* **TEXT EXTRACT**
************

It does not make any guarantees of semantics resulting from truncation due to the Unicode format characters,
specifically `U+200D`, `U+200E`, and `U+200F`.

**What?**

If you don't know what those are, that's okay.
Suffice it to say that human language is complicated and Unicode has a set a features to make things possible, but when
you run out of space to store that in your fixed-size buffer, things go awry.
If you're looking for details, see the mini sections below.

#### `U+200D`: Zero Width Joiner

Certain graphemes like "🙇‍♀" (which you might see as two separate graphemes) are comprised of three code points:

1. 🙇 [`U+1F647` "Person Bowing Deeply"](https://codepoints.net/U+1F647)
2. [`U+200D` "Zero Width Joiner"](https://codepoints.net/U+200D)
3. ♀ [`U+2640` "Female Sign"](https://codepoints.net/U+2640)

So the single grapheme is the 10 byte sequence `b"\xf0\x9f\x99\x87\xe2\x80\x8d\xe2\x99\x80"`.
The question arises: What should happen if the buffer size is only 9?
**On truncation, this library will discard code points which are meant to be modifiers.**
This library will truncate the last Unicode code point, leaving you with `b"\xf0\x9f\x99\x87\xe2\x80\x8d"`--a person
bowing and a zero-width joiner joining with nothing, as the female modifier can not fit.

************

* **DATA SHOWN**
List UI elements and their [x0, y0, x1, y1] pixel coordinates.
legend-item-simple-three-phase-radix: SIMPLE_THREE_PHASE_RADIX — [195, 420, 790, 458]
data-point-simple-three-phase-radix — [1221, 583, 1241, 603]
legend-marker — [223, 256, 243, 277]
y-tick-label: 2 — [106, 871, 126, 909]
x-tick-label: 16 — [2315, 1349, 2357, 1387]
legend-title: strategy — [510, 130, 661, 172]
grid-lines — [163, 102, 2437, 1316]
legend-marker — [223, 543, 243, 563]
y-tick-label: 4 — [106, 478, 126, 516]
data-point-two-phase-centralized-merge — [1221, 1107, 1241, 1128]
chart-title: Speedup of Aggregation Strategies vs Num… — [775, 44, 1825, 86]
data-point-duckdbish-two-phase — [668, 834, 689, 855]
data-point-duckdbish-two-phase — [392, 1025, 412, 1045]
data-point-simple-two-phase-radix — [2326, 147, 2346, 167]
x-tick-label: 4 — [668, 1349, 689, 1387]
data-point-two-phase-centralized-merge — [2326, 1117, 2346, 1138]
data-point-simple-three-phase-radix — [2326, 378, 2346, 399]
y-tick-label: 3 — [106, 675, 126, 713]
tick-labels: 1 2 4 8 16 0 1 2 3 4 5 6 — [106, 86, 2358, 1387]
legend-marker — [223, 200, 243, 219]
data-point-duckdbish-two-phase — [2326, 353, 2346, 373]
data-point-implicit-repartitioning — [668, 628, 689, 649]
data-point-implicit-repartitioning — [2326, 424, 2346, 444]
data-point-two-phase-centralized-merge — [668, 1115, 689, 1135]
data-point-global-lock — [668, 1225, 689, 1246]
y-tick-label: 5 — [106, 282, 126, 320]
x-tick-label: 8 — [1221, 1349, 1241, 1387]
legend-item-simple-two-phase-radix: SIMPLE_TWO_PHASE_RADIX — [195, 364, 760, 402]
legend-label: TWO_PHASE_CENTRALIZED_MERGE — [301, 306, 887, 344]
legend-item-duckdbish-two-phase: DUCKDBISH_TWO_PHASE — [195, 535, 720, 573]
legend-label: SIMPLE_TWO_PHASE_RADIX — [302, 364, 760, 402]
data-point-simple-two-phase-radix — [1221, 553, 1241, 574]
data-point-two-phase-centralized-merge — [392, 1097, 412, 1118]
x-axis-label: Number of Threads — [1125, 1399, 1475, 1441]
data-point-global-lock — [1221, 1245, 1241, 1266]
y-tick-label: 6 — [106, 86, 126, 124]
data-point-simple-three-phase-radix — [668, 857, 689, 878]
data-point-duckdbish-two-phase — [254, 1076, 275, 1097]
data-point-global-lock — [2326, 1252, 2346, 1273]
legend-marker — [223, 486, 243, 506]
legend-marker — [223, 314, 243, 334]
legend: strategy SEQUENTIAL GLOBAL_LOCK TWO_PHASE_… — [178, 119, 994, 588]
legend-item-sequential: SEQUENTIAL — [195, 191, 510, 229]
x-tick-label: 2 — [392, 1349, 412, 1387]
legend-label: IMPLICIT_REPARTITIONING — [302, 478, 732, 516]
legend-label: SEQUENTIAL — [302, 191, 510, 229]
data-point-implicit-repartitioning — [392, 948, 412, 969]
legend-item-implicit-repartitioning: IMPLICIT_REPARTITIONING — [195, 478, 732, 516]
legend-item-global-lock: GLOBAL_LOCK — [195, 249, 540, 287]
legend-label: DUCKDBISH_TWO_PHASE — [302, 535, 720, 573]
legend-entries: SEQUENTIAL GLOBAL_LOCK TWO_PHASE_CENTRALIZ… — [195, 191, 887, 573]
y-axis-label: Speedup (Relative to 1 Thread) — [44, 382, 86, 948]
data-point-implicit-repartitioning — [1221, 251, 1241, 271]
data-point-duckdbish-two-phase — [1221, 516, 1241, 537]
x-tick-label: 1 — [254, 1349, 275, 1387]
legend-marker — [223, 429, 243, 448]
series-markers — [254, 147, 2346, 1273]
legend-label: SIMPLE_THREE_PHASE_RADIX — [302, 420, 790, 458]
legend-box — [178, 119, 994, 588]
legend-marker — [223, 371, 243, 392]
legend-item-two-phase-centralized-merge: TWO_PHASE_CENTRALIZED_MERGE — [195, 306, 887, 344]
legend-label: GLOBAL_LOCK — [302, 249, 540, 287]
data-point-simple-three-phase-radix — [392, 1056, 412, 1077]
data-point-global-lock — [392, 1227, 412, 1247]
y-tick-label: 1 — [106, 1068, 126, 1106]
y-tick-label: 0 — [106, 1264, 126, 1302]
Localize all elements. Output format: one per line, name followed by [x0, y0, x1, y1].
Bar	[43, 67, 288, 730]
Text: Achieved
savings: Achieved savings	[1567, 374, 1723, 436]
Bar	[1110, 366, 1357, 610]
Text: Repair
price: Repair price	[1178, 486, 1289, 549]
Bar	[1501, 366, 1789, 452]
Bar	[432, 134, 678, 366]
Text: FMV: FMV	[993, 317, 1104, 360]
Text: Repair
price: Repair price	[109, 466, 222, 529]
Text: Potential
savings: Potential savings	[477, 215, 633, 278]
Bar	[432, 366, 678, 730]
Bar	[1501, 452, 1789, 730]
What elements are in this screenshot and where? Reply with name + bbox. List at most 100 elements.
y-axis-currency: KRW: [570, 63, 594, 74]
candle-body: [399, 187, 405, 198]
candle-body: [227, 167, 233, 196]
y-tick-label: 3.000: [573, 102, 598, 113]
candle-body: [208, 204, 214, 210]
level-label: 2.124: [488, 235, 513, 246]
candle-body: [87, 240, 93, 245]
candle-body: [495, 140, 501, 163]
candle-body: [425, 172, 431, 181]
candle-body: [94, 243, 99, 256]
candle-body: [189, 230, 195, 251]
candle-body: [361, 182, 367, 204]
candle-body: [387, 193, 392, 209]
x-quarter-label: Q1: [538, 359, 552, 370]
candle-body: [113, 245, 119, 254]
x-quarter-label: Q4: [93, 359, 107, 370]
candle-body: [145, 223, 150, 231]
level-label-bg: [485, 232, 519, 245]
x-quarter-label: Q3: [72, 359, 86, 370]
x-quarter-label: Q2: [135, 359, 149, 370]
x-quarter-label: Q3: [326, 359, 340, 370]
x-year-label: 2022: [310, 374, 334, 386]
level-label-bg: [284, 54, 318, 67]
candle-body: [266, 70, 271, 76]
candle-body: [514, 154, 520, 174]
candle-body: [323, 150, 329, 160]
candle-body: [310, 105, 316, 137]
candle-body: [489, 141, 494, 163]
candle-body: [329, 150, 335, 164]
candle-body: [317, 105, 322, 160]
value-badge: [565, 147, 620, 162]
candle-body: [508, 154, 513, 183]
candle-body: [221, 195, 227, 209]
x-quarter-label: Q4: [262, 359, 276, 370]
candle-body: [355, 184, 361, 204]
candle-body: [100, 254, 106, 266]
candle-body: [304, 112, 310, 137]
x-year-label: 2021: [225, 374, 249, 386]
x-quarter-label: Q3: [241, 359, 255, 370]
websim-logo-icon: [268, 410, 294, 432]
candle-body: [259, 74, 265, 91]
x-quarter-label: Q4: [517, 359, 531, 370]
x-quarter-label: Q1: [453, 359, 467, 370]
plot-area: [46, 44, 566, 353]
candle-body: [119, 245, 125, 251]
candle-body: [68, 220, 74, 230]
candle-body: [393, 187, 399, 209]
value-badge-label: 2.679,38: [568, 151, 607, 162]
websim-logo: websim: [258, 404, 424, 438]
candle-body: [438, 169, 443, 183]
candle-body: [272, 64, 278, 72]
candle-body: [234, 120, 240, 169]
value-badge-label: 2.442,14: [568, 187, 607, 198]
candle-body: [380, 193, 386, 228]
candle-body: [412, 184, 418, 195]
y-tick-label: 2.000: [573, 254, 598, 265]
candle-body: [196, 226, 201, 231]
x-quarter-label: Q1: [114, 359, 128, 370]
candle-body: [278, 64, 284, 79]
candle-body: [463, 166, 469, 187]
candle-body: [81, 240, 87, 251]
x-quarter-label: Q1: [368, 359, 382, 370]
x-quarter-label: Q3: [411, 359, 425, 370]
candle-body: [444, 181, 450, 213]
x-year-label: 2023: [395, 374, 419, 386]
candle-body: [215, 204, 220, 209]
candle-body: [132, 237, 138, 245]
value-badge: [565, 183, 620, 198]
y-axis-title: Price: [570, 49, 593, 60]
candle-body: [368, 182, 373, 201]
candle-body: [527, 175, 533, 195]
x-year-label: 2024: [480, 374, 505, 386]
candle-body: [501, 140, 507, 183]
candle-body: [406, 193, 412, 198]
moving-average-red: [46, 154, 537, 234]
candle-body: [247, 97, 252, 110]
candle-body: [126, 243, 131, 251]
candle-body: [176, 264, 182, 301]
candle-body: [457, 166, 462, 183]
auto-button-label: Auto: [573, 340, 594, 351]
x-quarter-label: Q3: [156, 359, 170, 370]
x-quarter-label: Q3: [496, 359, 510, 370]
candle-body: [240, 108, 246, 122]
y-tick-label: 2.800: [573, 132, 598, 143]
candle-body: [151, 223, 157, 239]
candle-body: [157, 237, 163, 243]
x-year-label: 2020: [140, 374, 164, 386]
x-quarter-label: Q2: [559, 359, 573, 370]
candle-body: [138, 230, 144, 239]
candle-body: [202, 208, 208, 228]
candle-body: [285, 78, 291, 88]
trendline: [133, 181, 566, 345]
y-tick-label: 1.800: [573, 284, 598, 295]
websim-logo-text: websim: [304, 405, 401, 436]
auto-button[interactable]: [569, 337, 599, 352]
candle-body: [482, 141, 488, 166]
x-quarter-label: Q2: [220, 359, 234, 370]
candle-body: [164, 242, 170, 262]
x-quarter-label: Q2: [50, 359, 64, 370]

************

* **WHAT TO WORK ON**
A. List every Unicode code point named in the text on Unicode truncation, counting each only once.
B. Continue the text on Unicode truncation from its last sentence.
The listing is separate from the text on Unicode truncation.

* **PER-TASK OUTPUTS**
A. U+200D, U+200E, U+200F, U+1F647, U+2640

B.
#### `U+200E` and `U+200F`: Direction Markers

Consider Arabic, which is a right-to-left language:

> ‏آمل أن يحل ‎Rust‏ محل ‎C++‏ يومًا ما.‎

Depending on how compliant with right-to-left presentation your text editor or browser is, you might see that text any
number of ways (if "آمل" on the right-hand side of the text, then the presentation is working).
But note the borrowed words "Rust" and "C++" are still spelled in a left-to-right manner within the right-to-left text
(or they _should_ be).
This is done by encoding [`U+200E` left-to-right mark](https://codepoints.net/U+200E), then writing the borrowed
text, then [`U+200F` right-to-left mark](https://codepoints.net/U+200F) to continue.

What happens if text is reversed, but there is not enough space in the buffer to flip it back?
**On truncation, this library might leave you in the middle of a text-reversed run.**

The construction of [Egyptian Hieroglyphs](https://codepoints.net/egyptian_hieroglyphs) and other languages of this sort
face a similar issue.
Where should the cutoff be?
This library does not know the difference between "𓁪𓌍𓃻" and "𓁪𓌍".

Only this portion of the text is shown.